**WORKING DATA:**
-- START --
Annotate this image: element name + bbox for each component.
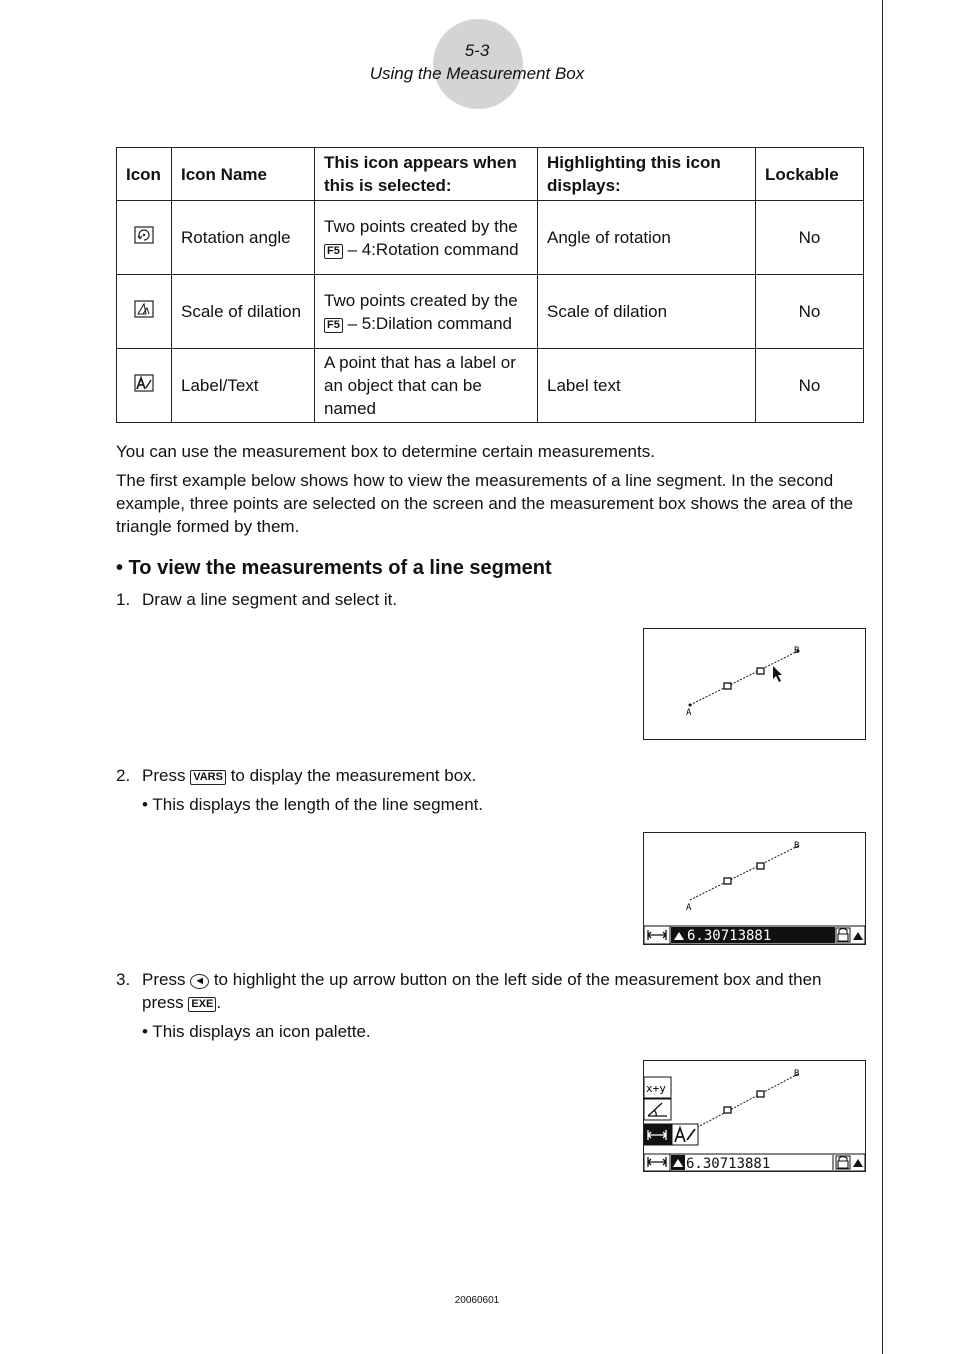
page-number: 5-3 [464,41,490,60]
table-row [117,349,864,423]
table-cell-icon [117,275,172,349]
intro-paragraph-2: The first example below shows how to view the measurements of a line segment. In the second example, three points are selected on the screen and the measurement box shows the area of the triangle formed by them. [116,471,854,536]
table-cell-displays: Scale of dilation [538,275,756,349]
calculator-screen-2 [643,832,866,945]
intro-paragraph-1: You can use the measurement box to determine certain measurements. [116,442,655,461]
cursor-arrow-icon [773,666,782,682]
selected-text-pre: Two points created by the [324,290,518,310]
palette-expression-label: x+y [646,1082,666,1095]
f5-key-icon: F5 [324,318,343,333]
step-text-pre: Press [142,970,186,989]
header-selected: This icon appears when this is selected: [315,148,538,201]
step-text-mid: to highlight the up arrow button on the left side of the measurement box and then press [142,970,822,1012]
table-cell-name: Label/Text [172,349,315,423]
screen-3-graphic [644,1061,865,1171]
selected-text-post: – 4:Rotation command [347,239,519,259]
measurement-value: 6.30713881 [686,1156,771,1171]
header-lockable: Lockable [756,148,864,201]
calculator-screen-1 [643,628,866,740]
selection-handle [724,683,731,689]
table-header-row [117,148,864,201]
table-cell-displays: Angle of rotation [538,201,756,275]
step-3-note: • This displays an icon palette. [142,1022,371,1041]
screen-2-graphic [644,833,865,944]
table-cell-icon [117,201,172,275]
point-label-b: B [794,841,800,851]
table-cell-selected [315,201,538,275]
section-title: Using the Measurement Box [369,64,585,83]
step-number: 1. [116,590,131,609]
selection-handle [724,1107,731,1113]
selected-text-pre: Two points created by the [324,216,518,236]
step-number: 2. [116,766,131,785]
step-text [142,968,852,1014]
step-text-pre: Press [142,766,186,785]
step-2-note: • This displays the length of the line segment. [142,795,484,814]
measurement-value: 6.30713881 [687,928,772,944]
left-arrow-key-icon: ◄ [190,974,209,989]
selection-handle [757,668,764,674]
selected-text-post: – 5:Dilation command [347,313,512,333]
exe-key-icon: EXE [188,997,216,1012]
point-label-b: B [794,1069,800,1079]
table-cell-icon [117,349,172,423]
selection-handle [757,863,764,869]
step-text [142,764,852,787]
screen-1-graphic [644,629,865,739]
table-cell-selected [315,275,538,349]
palette-angle-button[interactable] [644,1099,671,1120]
table-cell-displays: Label text [538,349,756,423]
calculator-screen-3 [643,1060,866,1172]
table-cell-name: Rotation angle [172,201,315,275]
header-displays: Highlighting this icon displays: [538,148,756,201]
right-margin-rule [882,0,883,1354]
step-text: Draw a line segment and select it. [142,590,398,609]
point-label-a: A [686,708,692,718]
footer-code: 20060601 [454,1295,500,1306]
point-label-b: B [794,646,800,656]
icon-table [116,147,864,423]
f5-key-icon: F5 [324,244,343,259]
step-number: 3. [116,970,131,989]
procedure-heading: • To view the measurements of a line segment [116,557,552,579]
table-cell-lockable: No [756,201,864,275]
table-cell-lockable: No [756,349,864,423]
step-text-post: . [216,993,222,1012]
table-cell-selected: A point that has a label or an object that can be named [315,349,538,423]
table-cell-name: Scale of dilation [172,275,315,349]
header-icon: Icon [117,148,172,201]
selection-handle [724,878,731,884]
selection-handle [757,1091,764,1097]
rotation-angle-icon [134,226,154,244]
table-row [117,275,864,349]
label-text-icon [134,374,154,392]
point-label-a: A [686,903,692,913]
vars-key-icon: VARS [190,770,226,785]
header-icon-name: Icon Name [172,148,315,201]
scale-of-dilation-icon [134,300,154,318]
table-cell-lockable: No [756,275,864,349]
step-text-post: to display the measurement box. [230,766,477,785]
table-row [117,201,864,275]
-- END --
**WRITTEN PROBLEM:**
Arrange the lines from the line with "page-number: 5-3 [464,41,490,60]" to the line with "selection-handle [724,683,731,689]" as a JSON list of strings, one string per line, leaving out any blank lines.

**SOLUTION BELOW:**
[
  "page-number: 5-3 [464,41,490,60]",
  "table-row [117,349,864,423]",
  "table-cell-icon [117,275,172,349]",
  "intro-paragraph-2: The first example below shows how to view the measurements of a line segment. In the second example, three points are selected on the screen and the measurement box shows the area of the triangle formed by them. [116,471,854,536]",
  "table-cell-displays: Scale of dilation [538,275,756,349]",
  "calculator-screen-2 [643,832,866,945]",
  "intro-paragraph-1: You can use the measurement box to determine certain measurements. [116,442,655,461]",
  "cursor-arrow-icon [773,666,782,682]",
  "selected-text-pre: Two points created by the [324,290,518,310]",
  "palette-expression-label: x+y [646,1082,666,1095]",
  "f5-key-icon: F5 [324,318,343,333]",
  "step-text-pre: Press [142,970,186,989]",
  "header-selected: This icon appears when this is selected: [315,148,538,201]",
  "step-text-mid: to highlight the up arrow button on the left side of the measurement box and then press [142,970,822,1012]",
  "table-cell-name: Label/Text [172,349,315,423]",
  "screen-3-graphic [644,1061,865,1171]",
  "selected-text-post: – 4:Rotation command [347,239,519,259]",
  "measurement-value: 6.30713881 [686,1156,771,1171]",
  "header-lockable: Lockable [756,148,864,201]",
  "calculator-screen-1 [643,628,866,740]",
  "selection-handle [724,683,731,689]"
]